### WHAT TO WORK ON
Every line holding the word "target" counts once. Give the total, nothing more.

[Collected data entries]
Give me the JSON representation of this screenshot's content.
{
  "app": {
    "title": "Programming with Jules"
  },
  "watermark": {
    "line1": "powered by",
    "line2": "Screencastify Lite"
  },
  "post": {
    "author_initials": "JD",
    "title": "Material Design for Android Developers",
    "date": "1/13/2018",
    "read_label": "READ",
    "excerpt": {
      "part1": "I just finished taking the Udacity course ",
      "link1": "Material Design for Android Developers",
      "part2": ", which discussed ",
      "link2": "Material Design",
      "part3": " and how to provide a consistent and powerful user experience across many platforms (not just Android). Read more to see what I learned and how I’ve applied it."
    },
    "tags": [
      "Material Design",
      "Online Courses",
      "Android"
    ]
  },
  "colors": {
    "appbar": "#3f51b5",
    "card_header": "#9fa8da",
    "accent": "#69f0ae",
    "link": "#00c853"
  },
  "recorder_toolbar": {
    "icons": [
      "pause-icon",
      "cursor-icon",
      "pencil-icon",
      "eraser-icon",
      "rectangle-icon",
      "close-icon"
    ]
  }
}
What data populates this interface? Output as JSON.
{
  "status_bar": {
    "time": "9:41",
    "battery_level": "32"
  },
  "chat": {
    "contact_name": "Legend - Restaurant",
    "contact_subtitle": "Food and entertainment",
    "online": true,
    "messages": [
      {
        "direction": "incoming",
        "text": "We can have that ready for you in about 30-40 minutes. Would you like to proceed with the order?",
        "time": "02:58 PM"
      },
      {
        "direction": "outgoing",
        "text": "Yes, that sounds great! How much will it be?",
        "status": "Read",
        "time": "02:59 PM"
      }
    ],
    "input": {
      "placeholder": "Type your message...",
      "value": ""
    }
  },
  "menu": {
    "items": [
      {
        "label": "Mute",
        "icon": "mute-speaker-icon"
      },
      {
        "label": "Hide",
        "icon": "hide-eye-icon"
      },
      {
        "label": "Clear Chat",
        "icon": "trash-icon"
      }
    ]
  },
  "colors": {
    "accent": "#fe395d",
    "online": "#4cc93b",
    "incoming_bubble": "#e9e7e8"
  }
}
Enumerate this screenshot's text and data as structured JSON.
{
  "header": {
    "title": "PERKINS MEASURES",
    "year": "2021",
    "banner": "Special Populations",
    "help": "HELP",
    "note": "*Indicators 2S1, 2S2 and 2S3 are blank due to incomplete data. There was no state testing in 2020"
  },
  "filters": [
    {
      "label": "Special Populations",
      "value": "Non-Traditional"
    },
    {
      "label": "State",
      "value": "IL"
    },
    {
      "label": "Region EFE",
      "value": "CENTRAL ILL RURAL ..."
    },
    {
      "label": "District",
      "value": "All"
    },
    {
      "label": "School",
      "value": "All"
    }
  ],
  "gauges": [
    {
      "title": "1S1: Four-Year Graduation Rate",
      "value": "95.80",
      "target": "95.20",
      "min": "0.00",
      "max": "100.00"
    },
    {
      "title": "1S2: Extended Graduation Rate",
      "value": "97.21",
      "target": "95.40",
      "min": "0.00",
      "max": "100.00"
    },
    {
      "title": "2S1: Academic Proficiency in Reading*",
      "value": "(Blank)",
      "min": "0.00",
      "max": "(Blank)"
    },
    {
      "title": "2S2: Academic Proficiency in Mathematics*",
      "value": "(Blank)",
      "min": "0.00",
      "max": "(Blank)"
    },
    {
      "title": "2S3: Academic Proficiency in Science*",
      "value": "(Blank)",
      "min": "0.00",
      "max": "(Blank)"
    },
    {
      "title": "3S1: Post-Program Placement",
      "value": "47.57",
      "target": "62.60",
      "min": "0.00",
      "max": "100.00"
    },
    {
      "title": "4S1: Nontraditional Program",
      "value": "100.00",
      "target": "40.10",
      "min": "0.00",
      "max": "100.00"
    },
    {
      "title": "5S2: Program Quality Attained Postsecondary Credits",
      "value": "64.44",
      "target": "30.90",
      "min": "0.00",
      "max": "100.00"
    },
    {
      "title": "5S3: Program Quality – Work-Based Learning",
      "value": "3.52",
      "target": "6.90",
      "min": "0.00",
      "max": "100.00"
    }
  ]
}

### SOLUTION
6